THE REQUEST. What number of lines hold the word "METHODS"? State that number and nothing besides.

[EXERCISE INPUT start]

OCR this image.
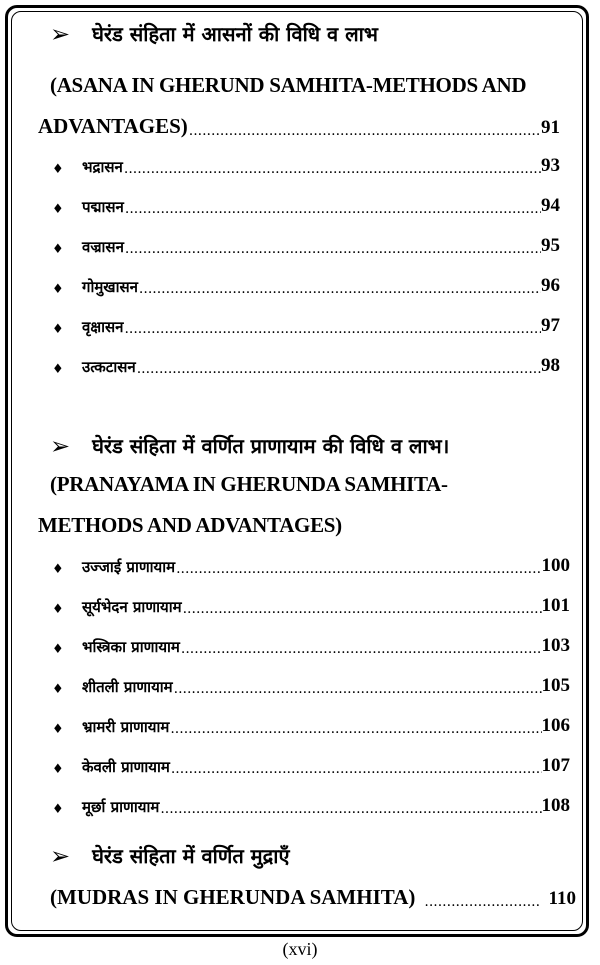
➢ घेरंड संहिता में आसनों की विधि व लाभ
(ASANA IN GHERUND SAMHITA-METHODS AND
ADVANTAGES) .....	91
♦	भद्रासन .....	93
♦	पद्मासन .....	94
♦	वज्रासन .....	95
♦	गोमुखासन .....	96
♦	वृक्षासन .....	97
♦	उत्कटासन .....	98
➢ घेरंड संहिता में वर्णित प्राणायाम की विधि व लाभ।
(PRANAYAMA IN GHERUNDA SAMHITA-
METHODS AND ADVANTAGES)
♦	उज्जाई प्राणायाम .....	100
♦	सूर्यभेदन प्राणायाम .....	101
♦	भस्त्रिका प्राणायाम .....	103
♦	शीतली प्राणायाम .....	105
♦	भ्रामरी प्राणायाम .....	106
♦	केवली प्राणायाम .....	107
♦	मूर्छा प्राणायाम .....	108
➢ घेरंड संहिता में वर्णित मुद्राएँ
(MUDRAS IN GHERUNDA SAMHITA) .....	110
(xvi)
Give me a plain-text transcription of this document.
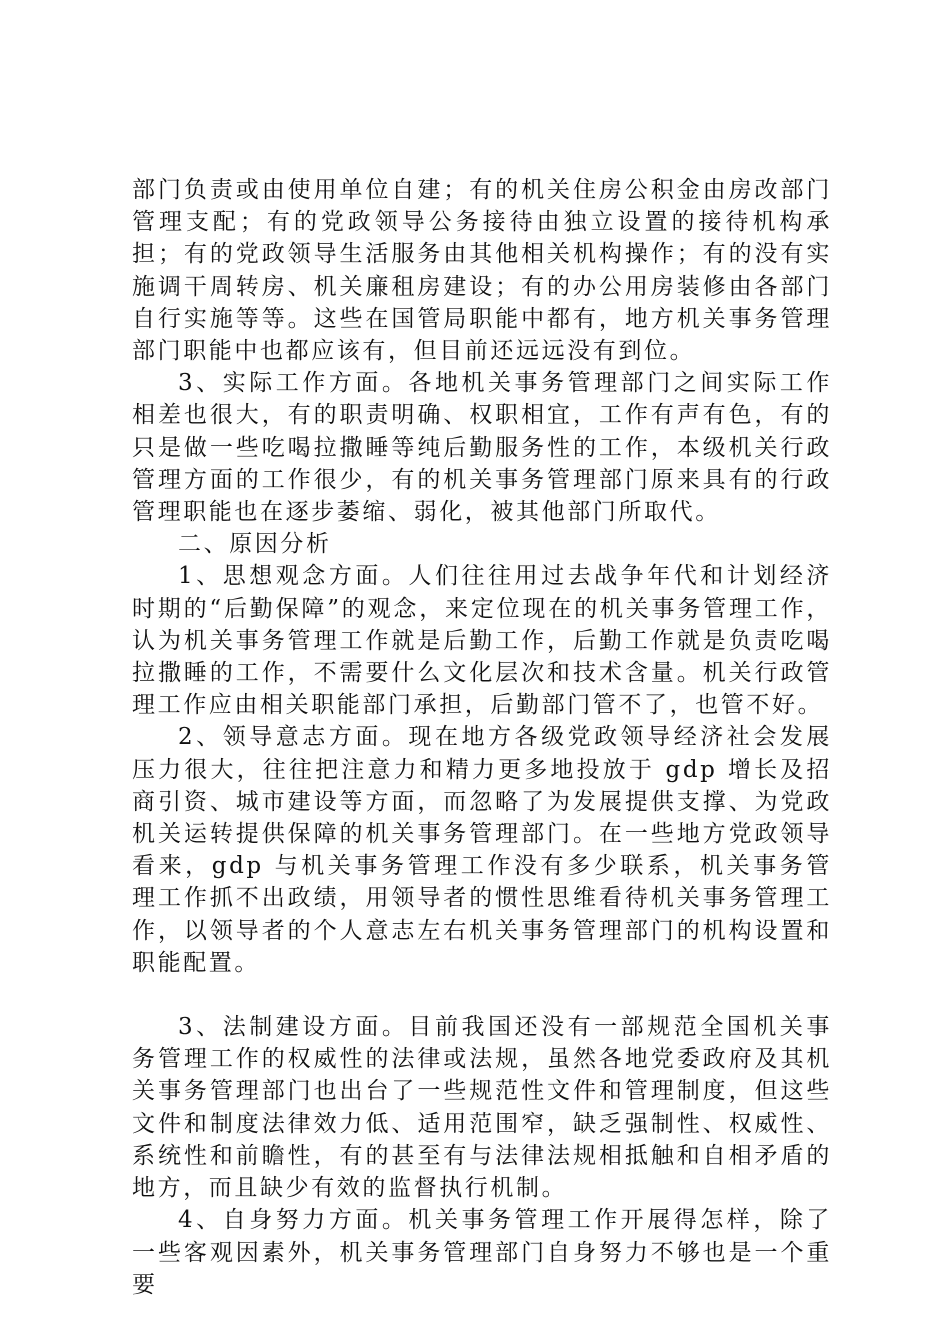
部门负责或由使用单位自建；有的机关住房公积金由房改部门管理支配；有的党政领导公务接待由独立设置的接待机构承担；有的党政领导生活服务由其他相关机构操作；有的没有实施调干周转房、机关廉租房建设；有的办公用房装修由各部门自行实施等等。这些在国管局职能中都有，地方机关事务管理部门职能中也都应该有，但目前还远远没有到位。

3、实际工作方面。各地机关事务管理部门之间实际工作相差也很大，有的职责明确、权职相宜，工作有声有色，有的只是做一些吃喝拉撒睡等纯后勤服务性的工作，本级机关行政管理方面的工作很少，有的机关事务管理部门原来具有的行政管理职能也在逐步萎缩、弱化，被其他部门所取代。

二、原因分析

1、思想观念方面。人们往往用过去战争年代和计划经济时期的“后勤保障”的观念，来定位现在的机关事务管理工作，认为机关事务管理工作就是后勤工作，后勤工作就是负责吃喝拉撒睡的工作，不需要什么文化层次和技术含量。机关行政管理工作应由相关职能部门承担，后勤部门管不了，也管不好。

2、领导意志方面。现在地方各级党政领导经济社会发展压力很大，往往把注意力和精力更多地投放于 gdp 增长及招商引资、城市建设等方面，而忽略了为发展提供支撑、为党政机关运转提供保障的机关事务管理部门。在一些地方党政领导看来，gdp 与机关事务管理工作没有多少联系，机关事务管理工作抓不出政绩，用领导者的惯性思维看待机关事务管理工作，以领导者的个人意志左右机关事务管理部门的机构设置和职能配置。

3、法制建设方面。目前我国还没有一部规范全国机关事务管理工作的权威性的法律或法规，虽然各地党委政府及其机关事务管理部门也出台了一些规范性文件和管理制度，但这些文件和制度法律效力低、适用范围窄，缺乏强制性、权威性、系统性和前瞻性，有的甚至有与法律法规相抵触和自相矛盾的地方，而且缺少有效的监督执行机制。

4、自身努力方面。机关事务管理工作开展得怎样，除了一些客观因素外，机关事务管理部门自身努力不够也是一个重要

[EXERCISE INPUT end]

RESPONSE. 2